#### Given data:
— Begin —
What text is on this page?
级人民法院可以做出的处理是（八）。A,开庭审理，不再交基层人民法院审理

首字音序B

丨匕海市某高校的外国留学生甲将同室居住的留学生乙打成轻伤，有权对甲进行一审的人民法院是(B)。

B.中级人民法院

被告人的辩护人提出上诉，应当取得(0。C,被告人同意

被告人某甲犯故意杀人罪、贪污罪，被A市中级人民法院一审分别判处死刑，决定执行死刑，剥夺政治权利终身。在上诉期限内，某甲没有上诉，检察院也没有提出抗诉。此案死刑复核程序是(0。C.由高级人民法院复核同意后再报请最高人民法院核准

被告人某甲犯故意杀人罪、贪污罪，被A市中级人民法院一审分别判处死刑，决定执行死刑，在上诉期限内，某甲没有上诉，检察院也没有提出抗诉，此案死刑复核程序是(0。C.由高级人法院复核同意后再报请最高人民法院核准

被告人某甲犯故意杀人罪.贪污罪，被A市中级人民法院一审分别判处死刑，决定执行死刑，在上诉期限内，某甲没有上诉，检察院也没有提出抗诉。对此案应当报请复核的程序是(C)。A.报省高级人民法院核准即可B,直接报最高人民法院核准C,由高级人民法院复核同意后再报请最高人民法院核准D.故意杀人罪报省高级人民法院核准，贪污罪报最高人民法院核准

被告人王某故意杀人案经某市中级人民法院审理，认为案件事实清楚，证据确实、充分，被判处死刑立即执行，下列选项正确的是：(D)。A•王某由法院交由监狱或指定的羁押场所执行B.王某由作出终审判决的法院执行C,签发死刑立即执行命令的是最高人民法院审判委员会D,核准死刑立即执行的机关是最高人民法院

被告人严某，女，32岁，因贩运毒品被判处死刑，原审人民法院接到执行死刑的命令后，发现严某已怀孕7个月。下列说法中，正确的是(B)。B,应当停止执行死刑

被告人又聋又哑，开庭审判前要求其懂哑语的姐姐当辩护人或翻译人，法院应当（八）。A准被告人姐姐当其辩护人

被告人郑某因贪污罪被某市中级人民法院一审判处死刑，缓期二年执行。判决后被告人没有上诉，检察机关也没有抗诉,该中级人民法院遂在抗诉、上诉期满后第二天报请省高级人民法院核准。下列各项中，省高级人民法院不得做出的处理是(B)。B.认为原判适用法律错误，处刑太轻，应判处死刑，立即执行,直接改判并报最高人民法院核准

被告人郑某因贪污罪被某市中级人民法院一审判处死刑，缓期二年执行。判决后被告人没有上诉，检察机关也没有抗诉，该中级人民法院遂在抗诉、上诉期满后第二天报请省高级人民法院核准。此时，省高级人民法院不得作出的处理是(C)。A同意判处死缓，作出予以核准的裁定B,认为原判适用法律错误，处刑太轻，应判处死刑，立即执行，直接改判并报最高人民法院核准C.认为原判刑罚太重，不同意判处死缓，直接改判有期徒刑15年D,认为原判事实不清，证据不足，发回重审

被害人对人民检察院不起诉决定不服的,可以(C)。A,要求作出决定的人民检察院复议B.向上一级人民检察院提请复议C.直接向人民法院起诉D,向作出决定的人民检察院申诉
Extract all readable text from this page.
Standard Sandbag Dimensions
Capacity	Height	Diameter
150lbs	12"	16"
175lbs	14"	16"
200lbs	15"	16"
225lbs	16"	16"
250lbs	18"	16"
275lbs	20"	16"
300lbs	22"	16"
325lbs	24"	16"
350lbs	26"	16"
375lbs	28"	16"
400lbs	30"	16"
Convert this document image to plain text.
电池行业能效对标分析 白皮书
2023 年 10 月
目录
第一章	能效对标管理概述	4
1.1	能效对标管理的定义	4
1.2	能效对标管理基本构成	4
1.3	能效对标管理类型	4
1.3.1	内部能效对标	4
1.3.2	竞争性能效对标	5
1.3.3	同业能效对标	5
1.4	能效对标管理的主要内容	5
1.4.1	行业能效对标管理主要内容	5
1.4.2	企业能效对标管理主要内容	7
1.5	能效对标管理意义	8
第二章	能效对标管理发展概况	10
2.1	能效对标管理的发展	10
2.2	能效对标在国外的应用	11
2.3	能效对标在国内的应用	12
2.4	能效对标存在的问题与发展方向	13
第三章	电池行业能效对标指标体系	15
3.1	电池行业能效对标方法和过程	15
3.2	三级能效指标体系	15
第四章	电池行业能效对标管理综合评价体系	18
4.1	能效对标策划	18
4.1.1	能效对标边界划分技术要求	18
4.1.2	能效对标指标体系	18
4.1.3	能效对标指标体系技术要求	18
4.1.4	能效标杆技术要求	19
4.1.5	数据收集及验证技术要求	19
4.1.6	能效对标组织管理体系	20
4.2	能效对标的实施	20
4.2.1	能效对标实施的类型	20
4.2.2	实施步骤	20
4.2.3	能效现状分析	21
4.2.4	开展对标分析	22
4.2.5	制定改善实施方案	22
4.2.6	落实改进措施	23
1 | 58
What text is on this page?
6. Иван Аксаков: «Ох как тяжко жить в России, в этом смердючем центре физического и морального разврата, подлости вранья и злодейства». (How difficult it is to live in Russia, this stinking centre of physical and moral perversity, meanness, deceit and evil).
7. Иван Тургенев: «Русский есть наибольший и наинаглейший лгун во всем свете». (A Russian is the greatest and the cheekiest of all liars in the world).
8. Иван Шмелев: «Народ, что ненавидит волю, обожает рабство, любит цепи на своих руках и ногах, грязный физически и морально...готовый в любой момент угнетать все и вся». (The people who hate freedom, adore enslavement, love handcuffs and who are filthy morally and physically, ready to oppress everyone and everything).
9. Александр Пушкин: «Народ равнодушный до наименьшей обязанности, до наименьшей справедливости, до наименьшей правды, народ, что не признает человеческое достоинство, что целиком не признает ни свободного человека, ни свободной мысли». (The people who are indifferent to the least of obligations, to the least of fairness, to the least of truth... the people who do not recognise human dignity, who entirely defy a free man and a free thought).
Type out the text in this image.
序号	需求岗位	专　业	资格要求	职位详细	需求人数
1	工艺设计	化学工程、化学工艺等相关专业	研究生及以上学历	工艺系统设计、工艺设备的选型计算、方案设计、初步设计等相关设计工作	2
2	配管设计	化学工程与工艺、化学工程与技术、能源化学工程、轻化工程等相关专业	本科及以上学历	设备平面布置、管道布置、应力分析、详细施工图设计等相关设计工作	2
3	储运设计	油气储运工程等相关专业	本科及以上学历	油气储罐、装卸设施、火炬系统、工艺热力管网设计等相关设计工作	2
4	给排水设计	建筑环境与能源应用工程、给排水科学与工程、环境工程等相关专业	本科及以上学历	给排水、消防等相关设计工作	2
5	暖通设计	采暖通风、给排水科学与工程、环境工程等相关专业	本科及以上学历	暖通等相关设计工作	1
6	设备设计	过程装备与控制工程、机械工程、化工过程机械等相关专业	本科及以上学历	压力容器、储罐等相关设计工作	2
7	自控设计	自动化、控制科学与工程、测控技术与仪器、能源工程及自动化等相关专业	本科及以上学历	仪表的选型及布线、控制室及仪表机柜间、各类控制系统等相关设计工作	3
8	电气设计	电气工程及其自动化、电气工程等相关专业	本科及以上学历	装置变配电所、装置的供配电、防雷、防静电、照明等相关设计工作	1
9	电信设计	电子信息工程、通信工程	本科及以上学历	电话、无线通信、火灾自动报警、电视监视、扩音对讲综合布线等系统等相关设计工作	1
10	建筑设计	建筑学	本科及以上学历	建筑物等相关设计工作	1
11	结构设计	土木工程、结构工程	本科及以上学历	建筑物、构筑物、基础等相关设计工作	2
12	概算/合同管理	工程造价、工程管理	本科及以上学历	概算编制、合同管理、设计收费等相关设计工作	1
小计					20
— End —
#### The request:
Only lines with the word "此案死刑复核程序是" are wanted, so copy each one from the records.

#### Result for this task:
被告人某甲犯故意杀人罪、贪污罪，被A市中级人民法院一审分别判处死刑，决定执行死刑，剥夺政治权利终身。在上诉期限内，某甲没有上诉，检察院也没有提出抗诉。此案死刑复核程序是(0。C.由高级人民法院复核同意后再报请最高人民法院核准
被告人某甲犯故意杀人罪、贪污罪，被A市中级人民法院一审分别判处死刑，决定执行死刑，在上诉期限内，某甲没有上诉，检察院也没有提出抗诉，此案死刑复核程序是(0。C.由高级人法院复核同意后再报请最高人民法院核准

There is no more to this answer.